Isolate every line in the data with the string "صدوق" and copy it.

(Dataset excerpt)

________________

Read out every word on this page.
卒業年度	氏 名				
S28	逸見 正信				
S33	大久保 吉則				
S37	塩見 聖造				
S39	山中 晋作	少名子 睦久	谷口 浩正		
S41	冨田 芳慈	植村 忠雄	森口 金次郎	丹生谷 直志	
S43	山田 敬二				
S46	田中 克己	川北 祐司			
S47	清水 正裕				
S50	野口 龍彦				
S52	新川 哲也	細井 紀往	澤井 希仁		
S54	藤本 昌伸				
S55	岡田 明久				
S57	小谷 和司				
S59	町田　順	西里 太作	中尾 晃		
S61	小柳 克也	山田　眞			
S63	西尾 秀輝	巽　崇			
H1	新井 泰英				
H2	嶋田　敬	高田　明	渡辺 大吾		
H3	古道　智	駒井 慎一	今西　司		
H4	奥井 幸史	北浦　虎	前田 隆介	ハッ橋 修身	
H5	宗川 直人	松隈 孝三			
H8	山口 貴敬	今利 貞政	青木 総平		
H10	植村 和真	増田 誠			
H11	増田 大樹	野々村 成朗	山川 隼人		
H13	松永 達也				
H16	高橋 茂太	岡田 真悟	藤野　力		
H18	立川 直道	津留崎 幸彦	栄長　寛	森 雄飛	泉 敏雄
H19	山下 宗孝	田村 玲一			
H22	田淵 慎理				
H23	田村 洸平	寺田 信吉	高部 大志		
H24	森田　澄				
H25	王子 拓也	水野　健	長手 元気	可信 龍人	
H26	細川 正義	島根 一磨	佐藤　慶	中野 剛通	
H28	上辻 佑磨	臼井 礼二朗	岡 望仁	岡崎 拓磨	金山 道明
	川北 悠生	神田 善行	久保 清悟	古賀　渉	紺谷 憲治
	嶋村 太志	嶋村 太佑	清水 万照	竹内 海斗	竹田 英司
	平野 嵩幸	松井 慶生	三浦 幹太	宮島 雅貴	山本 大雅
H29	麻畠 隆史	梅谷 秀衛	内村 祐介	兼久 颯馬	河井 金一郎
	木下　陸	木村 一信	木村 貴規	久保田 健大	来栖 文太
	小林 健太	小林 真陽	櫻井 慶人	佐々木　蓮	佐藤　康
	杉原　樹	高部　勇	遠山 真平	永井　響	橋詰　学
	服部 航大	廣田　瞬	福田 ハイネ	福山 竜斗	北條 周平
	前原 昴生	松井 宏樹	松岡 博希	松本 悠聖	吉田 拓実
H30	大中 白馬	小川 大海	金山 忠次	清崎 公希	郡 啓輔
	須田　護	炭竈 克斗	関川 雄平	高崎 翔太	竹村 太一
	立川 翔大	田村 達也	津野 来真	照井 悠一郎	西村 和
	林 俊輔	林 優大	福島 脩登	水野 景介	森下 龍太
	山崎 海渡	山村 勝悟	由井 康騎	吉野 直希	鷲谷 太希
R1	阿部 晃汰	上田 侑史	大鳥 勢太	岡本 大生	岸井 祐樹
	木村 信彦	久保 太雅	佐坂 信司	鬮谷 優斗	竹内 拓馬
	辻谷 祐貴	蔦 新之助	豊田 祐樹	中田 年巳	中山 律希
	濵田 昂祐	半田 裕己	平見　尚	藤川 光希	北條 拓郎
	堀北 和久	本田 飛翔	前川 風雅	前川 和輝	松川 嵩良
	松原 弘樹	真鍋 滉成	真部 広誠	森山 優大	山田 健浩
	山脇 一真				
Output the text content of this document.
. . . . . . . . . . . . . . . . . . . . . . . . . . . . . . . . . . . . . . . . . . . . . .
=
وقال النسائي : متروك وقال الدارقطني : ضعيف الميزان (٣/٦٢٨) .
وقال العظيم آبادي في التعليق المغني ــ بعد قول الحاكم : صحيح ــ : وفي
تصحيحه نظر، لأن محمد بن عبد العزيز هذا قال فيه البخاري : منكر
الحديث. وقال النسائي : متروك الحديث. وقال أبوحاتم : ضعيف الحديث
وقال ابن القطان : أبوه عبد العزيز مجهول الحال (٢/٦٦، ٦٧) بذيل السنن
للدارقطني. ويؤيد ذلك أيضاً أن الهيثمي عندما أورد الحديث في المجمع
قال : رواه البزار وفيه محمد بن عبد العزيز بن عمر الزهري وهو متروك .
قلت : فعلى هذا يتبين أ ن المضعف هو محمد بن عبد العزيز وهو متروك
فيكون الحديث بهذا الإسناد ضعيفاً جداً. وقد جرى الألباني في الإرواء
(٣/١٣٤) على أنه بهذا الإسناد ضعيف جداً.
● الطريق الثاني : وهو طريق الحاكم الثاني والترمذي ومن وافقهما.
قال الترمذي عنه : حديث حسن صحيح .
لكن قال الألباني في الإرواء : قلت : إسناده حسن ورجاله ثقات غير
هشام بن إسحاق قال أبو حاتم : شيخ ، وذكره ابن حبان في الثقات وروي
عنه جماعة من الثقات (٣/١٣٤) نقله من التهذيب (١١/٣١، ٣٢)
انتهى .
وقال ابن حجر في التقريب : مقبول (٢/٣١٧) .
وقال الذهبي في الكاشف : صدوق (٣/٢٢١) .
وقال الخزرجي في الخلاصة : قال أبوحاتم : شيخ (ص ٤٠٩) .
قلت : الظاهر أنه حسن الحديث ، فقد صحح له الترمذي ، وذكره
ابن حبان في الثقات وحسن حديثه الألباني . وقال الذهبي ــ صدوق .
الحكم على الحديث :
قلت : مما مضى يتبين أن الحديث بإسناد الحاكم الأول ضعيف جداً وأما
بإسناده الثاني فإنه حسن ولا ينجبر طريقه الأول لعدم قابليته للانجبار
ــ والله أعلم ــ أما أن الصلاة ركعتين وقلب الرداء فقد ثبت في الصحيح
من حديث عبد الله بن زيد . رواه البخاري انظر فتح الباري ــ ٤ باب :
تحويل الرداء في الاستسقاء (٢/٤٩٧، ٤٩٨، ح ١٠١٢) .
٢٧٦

________________

(THE REPLY):
وقال الذهبي في الكاشف : صدوق (٣/٢٢١) .
ابن حبان في الثقات وحسن حديثه الألباني . وقال الذهبي ــ صدوق .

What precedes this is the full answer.